Task directions: Gather the lines below that include the string "Pattern", copying each in full.

Stored records:
★ ★ ★ ★ ★ ★ ★

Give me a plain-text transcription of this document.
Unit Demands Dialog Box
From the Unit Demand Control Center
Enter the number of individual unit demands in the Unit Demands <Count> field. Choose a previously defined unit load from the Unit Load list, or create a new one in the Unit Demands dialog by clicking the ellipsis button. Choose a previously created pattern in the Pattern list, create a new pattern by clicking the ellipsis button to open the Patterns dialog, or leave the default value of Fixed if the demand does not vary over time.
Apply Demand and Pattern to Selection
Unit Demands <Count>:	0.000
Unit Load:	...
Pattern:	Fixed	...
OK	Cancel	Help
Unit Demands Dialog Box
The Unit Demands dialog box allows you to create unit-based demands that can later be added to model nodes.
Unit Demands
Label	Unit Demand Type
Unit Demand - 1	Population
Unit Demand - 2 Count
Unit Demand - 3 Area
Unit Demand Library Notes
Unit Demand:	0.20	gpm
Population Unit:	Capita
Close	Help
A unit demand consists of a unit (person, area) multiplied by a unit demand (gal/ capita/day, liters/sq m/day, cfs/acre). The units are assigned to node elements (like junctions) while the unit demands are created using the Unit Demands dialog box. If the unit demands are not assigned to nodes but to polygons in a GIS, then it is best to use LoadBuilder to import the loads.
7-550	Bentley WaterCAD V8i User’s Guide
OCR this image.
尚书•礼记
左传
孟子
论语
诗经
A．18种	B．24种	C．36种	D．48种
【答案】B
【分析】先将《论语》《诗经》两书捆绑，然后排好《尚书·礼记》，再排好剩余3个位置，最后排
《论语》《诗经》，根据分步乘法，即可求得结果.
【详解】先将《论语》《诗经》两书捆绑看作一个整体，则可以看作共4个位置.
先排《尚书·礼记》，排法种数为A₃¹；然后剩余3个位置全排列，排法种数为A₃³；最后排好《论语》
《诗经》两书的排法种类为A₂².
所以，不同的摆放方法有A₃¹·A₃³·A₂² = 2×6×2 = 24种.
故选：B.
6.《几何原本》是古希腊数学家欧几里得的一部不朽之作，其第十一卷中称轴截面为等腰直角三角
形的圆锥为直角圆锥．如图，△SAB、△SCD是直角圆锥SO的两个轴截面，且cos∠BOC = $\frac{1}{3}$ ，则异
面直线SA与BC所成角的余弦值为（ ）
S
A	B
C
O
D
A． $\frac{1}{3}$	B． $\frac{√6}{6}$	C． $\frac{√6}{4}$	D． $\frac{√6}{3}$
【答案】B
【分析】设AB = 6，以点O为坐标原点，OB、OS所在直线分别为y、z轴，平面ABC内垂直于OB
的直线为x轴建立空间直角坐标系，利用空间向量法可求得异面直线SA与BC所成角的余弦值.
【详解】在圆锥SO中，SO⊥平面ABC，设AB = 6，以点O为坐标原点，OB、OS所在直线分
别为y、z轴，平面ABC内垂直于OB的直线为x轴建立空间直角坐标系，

★ ★ ★ ★ ★ ★ ★

Finished answer:
Enter the number of individual unit demands in the Unit Demands <Count> field. Choose a previously defined unit load from the Unit Load list, or create a new one in the Unit Demands dialog by clicking the ellipsis button. Choose a previously created pattern in the Pattern list, create a new pattern by clicking the ellipsis button to open the Patterns dialog, or leave the default value of Fixed if the demand does not vary over time.
Apply Demand and Pattern to Selection
Pattern:	Fixed	...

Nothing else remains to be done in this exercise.